[Chart and figure data]
— BEGIN —
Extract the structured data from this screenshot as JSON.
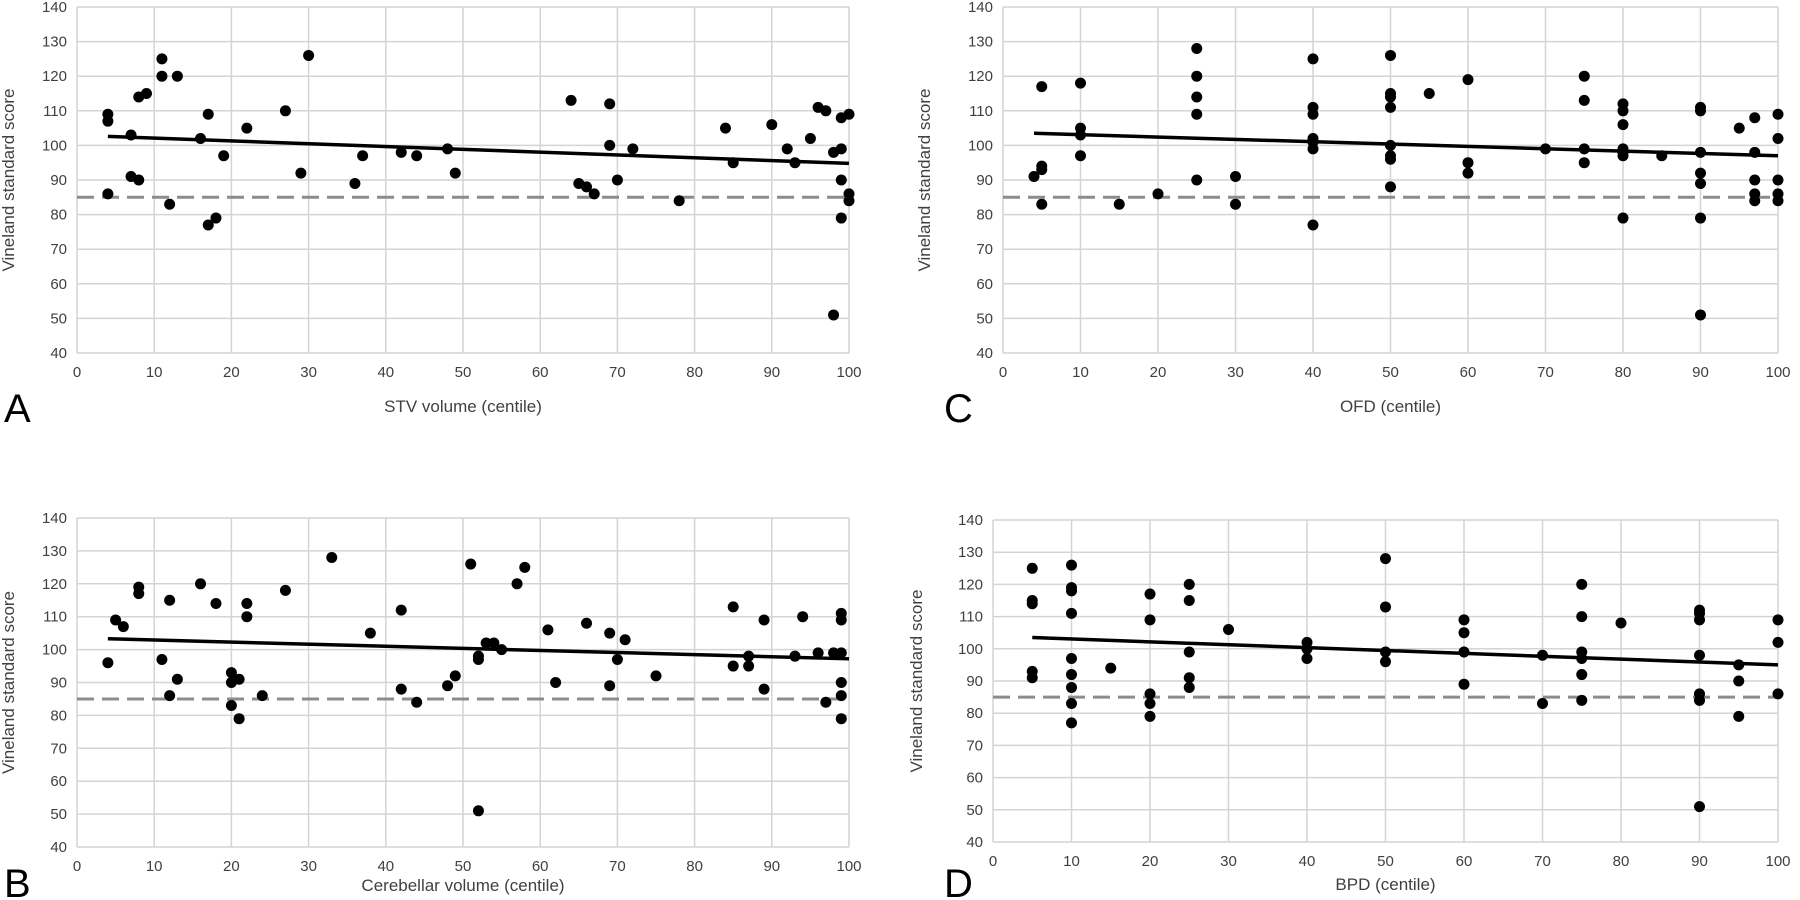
{
  "colors": {
    "grid": "#d4d4d4",
    "point": "#000000",
    "trend": "#000000",
    "reference": "#8c8c8c",
    "text": "#404040"
  },
  "chart_data": [
    {
      "panel_label": "A",
      "type": "scatter",
      "xlabel": "STV volume (centile)",
      "ylabel": "Vineland standard score",
      "xlim": [
        0,
        100
      ],
      "ylim": [
        40,
        140
      ],
      "xticks": [
        0,
        10,
        20,
        30,
        40,
        50,
        60,
        70,
        80,
        90,
        100
      ],
      "yticks": [
        40,
        50,
        60,
        70,
        80,
        90,
        100,
        110,
        120,
        130,
        140
      ],
      "grid": true,
      "reference_line": {
        "y": 85,
        "style": "dashed"
      },
      "trend_line": {
        "x": [
          4,
          100
        ],
        "y": [
          102.6,
          94.8
        ]
      },
      "points": [
        [
          4,
          109
        ],
        [
          4,
          107
        ],
        [
          4,
          86
        ],
        [
          7,
          103
        ],
        [
          7,
          91
        ],
        [
          8,
          114
        ],
        [
          8,
          90
        ],
        [
          9,
          115
        ],
        [
          11,
          125
        ],
        [
          11,
          120
        ],
        [
          12,
          83
        ],
        [
          13,
          120
        ],
        [
          16,
          102
        ],
        [
          17,
          109
        ],
        [
          17,
          77
        ],
        [
          18,
          79
        ],
        [
          19,
          97
        ],
        [
          22,
          105
        ],
        [
          27,
          110
        ],
        [
          29,
          92
        ],
        [
          30,
          126
        ],
        [
          36,
          89
        ],
        [
          37,
          97
        ],
        [
          42,
          98
        ],
        [
          44,
          97
        ],
        [
          48,
          99
        ],
        [
          49,
          92
        ],
        [
          64,
          113
        ],
        [
          65,
          89
        ],
        [
          66,
          88
        ],
        [
          67,
          86
        ],
        [
          69,
          112
        ],
        [
          69,
          100
        ],
        [
          70,
          90
        ],
        [
          72,
          99
        ],
        [
          78,
          84
        ],
        [
          84,
          105
        ],
        [
          85,
          95
        ],
        [
          90,
          106
        ],
        [
          92,
          99
        ],
        [
          93,
          95
        ],
        [
          95,
          102
        ],
        [
          96,
          111
        ],
        [
          97,
          110
        ],
        [
          98,
          98
        ],
        [
          98,
          51
        ],
        [
          99,
          108
        ],
        [
          99,
          99
        ],
        [
          99,
          90
        ],
        [
          99,
          79
        ],
        [
          100,
          109
        ],
        [
          100,
          86
        ],
        [
          100,
          84
        ]
      ]
    },
    {
      "panel_label": "C",
      "type": "scatter",
      "xlabel": "OFD (centile)",
      "ylabel": "Vineland standard score",
      "xlim": [
        0,
        100
      ],
      "ylim": [
        40,
        140
      ],
      "xticks": [
        0,
        10,
        20,
        30,
        40,
        50,
        60,
        70,
        80,
        90,
        100
      ],
      "yticks": [
        40,
        50,
        60,
        70,
        80,
        90,
        100,
        110,
        120,
        130,
        140
      ],
      "grid": true,
      "reference_line": {
        "y": 85,
        "style": "dashed"
      },
      "trend_line": {
        "x": [
          4,
          100
        ],
        "y": [
          103.5,
          97
        ]
      },
      "points": [
        [
          4,
          91
        ],
        [
          5,
          117
        ],
        [
          5,
          94
        ],
        [
          5,
          93
        ],
        [
          5,
          83
        ],
        [
          10,
          118
        ],
        [
          10,
          105
        ],
        [
          10,
          103
        ],
        [
          10,
          97
        ],
        [
          15,
          83
        ],
        [
          20,
          86
        ],
        [
          25,
          128
        ],
        [
          25,
          120
        ],
        [
          25,
          114
        ],
        [
          25,
          109
        ],
        [
          25,
          90
        ],
        [
          30,
          91
        ],
        [
          30,
          83
        ],
        [
          40,
          125
        ],
        [
          40,
          111
        ],
        [
          40,
          109
        ],
        [
          40,
          102
        ],
        [
          40,
          101
        ],
        [
          40,
          99
        ],
        [
          40,
          77
        ],
        [
          50,
          126
        ],
        [
          50,
          115
        ],
        [
          50,
          114
        ],
        [
          50,
          111
        ],
        [
          50,
          100
        ],
        [
          50,
          97
        ],
        [
          50,
          96
        ],
        [
          50,
          88
        ],
        [
          55,
          115
        ],
        [
          60,
          119
        ],
        [
          60,
          95
        ],
        [
          60,
          92
        ],
        [
          70,
          99
        ],
        [
          75,
          120
        ],
        [
          75,
          113
        ],
        [
          75,
          99
        ],
        [
          75,
          95
        ],
        [
          80,
          112
        ],
        [
          80,
          110
        ],
        [
          80,
          106
        ],
        [
          80,
          99
        ],
        [
          80,
          98
        ],
        [
          80,
          97
        ],
        [
          80,
          79
        ],
        [
          85,
          97
        ],
        [
          90,
          111
        ],
        [
          90,
          110
        ],
        [
          90,
          98
        ],
        [
          90,
          92
        ],
        [
          90,
          89
        ],
        [
          90,
          79
        ],
        [
          90,
          51
        ],
        [
          95,
          105
        ],
        [
          97,
          108
        ],
        [
          97,
          98
        ],
        [
          97,
          90
        ],
        [
          97,
          86
        ],
        [
          97,
          84
        ],
        [
          100,
          109
        ],
        [
          100,
          102
        ],
        [
          100,
          90
        ],
        [
          100,
          86
        ],
        [
          100,
          84
        ]
      ]
    },
    {
      "panel_label": "B",
      "type": "scatter",
      "xlabel": "Cerebellar volume (centile)",
      "ylabel": "Vineland standard score",
      "xlim": [
        0,
        100
      ],
      "ylim": [
        40,
        140
      ],
      "xticks": [
        0,
        10,
        20,
        30,
        40,
        50,
        60,
        70,
        80,
        90,
        100
      ],
      "yticks": [
        40,
        50,
        60,
        70,
        80,
        90,
        100,
        110,
        120,
        130,
        140
      ],
      "grid": true,
      "reference_line": {
        "y": 85,
        "style": "dashed"
      },
      "trend_line": {
        "x": [
          4,
          100
        ],
        "y": [
          103.3,
          97.2
        ]
      },
      "points": [
        [
          4,
          96
        ],
        [
          5,
          109
        ],
        [
          6,
          107
        ],
        [
          8,
          119
        ],
        [
          8,
          117
        ],
        [
          11,
          97
        ],
        [
          12,
          115
        ],
        [
          12,
          86
        ],
        [
          13,
          91
        ],
        [
          16,
          120
        ],
        [
          18,
          114
        ],
        [
          20,
          93
        ],
        [
          20,
          90
        ],
        [
          20,
          83
        ],
        [
          21,
          91
        ],
        [
          21,
          79
        ],
        [
          22,
          114
        ],
        [
          22,
          110
        ],
        [
          24,
          86
        ],
        [
          27,
          118
        ],
        [
          33,
          128
        ],
        [
          38,
          105
        ],
        [
          42,
          112
        ],
        [
          42,
          88
        ],
        [
          44,
          84
        ],
        [
          48,
          89
        ],
        [
          49,
          92
        ],
        [
          51,
          126
        ],
        [
          52,
          98
        ],
        [
          52,
          97
        ],
        [
          52,
          51
        ],
        [
          53,
          102
        ],
        [
          54,
          102
        ],
        [
          55,
          100
        ],
        [
          57,
          120
        ],
        [
          58,
          125
        ],
        [
          61,
          106
        ],
        [
          62,
          90
        ],
        [
          66,
          108
        ],
        [
          69,
          105
        ],
        [
          69,
          89
        ],
        [
          70,
          97
        ],
        [
          71,
          103
        ],
        [
          75,
          92
        ],
        [
          85,
          113
        ],
        [
          85,
          95
        ],
        [
          87,
          98
        ],
        [
          87,
          95
        ],
        [
          89,
          109
        ],
        [
          89,
          88
        ],
        [
          93,
          98
        ],
        [
          94,
          110
        ],
        [
          96,
          99
        ],
        [
          97,
          84
        ],
        [
          98,
          99
        ],
        [
          99,
          111
        ],
        [
          99,
          109
        ],
        [
          99,
          99
        ],
        [
          99,
          90
        ],
        [
          99,
          86
        ],
        [
          99,
          79
        ]
      ]
    },
    {
      "panel_label": "D",
      "type": "scatter",
      "xlabel": "BPD (centile)",
      "ylabel": "Vineland standard score",
      "xlim": [
        0,
        100
      ],
      "ylim": [
        40,
        140
      ],
      "xticks": [
        0,
        10,
        20,
        30,
        40,
        50,
        60,
        70,
        80,
        90,
        100
      ],
      "yticks": [
        40,
        50,
        60,
        70,
        80,
        90,
        100,
        110,
        120,
        130,
        140
      ],
      "grid": true,
      "reference_line": {
        "y": 85,
        "style": "dashed"
      },
      "trend_line": {
        "x": [
          5,
          100
        ],
        "y": [
          103.5,
          95
        ]
      },
      "points": [
        [
          5,
          125
        ],
        [
          5,
          115
        ],
        [
          5,
          114
        ],
        [
          5,
          93
        ],
        [
          5,
          91
        ],
        [
          10,
          126
        ],
        [
          10,
          119
        ],
        [
          10,
          118
        ],
        [
          10,
          111
        ],
        [
          10,
          97
        ],
        [
          10,
          92
        ],
        [
          10,
          88
        ],
        [
          10,
          83
        ],
        [
          10,
          77
        ],
        [
          15,
          94
        ],
        [
          20,
          117
        ],
        [
          20,
          109
        ],
        [
          20,
          86
        ],
        [
          20,
          83
        ],
        [
          20,
          79
        ],
        [
          25,
          120
        ],
        [
          25,
          115
        ],
        [
          25,
          99
        ],
        [
          25,
          91
        ],
        [
          25,
          88
        ],
        [
          30,
          106
        ],
        [
          40,
          102
        ],
        [
          40,
          100
        ],
        [
          40,
          97
        ],
        [
          50,
          128
        ],
        [
          50,
          113
        ],
        [
          50,
          99
        ],
        [
          50,
          96
        ],
        [
          60,
          109
        ],
        [
          60,
          105
        ],
        [
          60,
          99
        ],
        [
          60,
          89
        ],
        [
          70,
          98
        ],
        [
          70,
          83
        ],
        [
          75,
          120
        ],
        [
          75,
          110
        ],
        [
          75,
          99
        ],
        [
          75,
          97
        ],
        [
          75,
          92
        ],
        [
          75,
          84
        ],
        [
          80,
          108
        ],
        [
          90,
          112
        ],
        [
          90,
          111
        ],
        [
          90,
          109
        ],
        [
          90,
          98
        ],
        [
          90,
          86
        ],
        [
          90,
          84
        ],
        [
          90,
          51
        ],
        [
          95,
          95
        ],
        [
          95,
          90
        ],
        [
          95,
          79
        ],
        [
          100,
          109
        ],
        [
          100,
          102
        ],
        [
          100,
          86
        ]
      ]
    }
  ]
}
— END —
*GIVEN REQUEST:* Reproduce every line from the entries that holds the word "volume".

*RESPONSE:*
      "xlabel": "STV volume (centile)",
      "xlabel": "Cerebellar volume (centile)",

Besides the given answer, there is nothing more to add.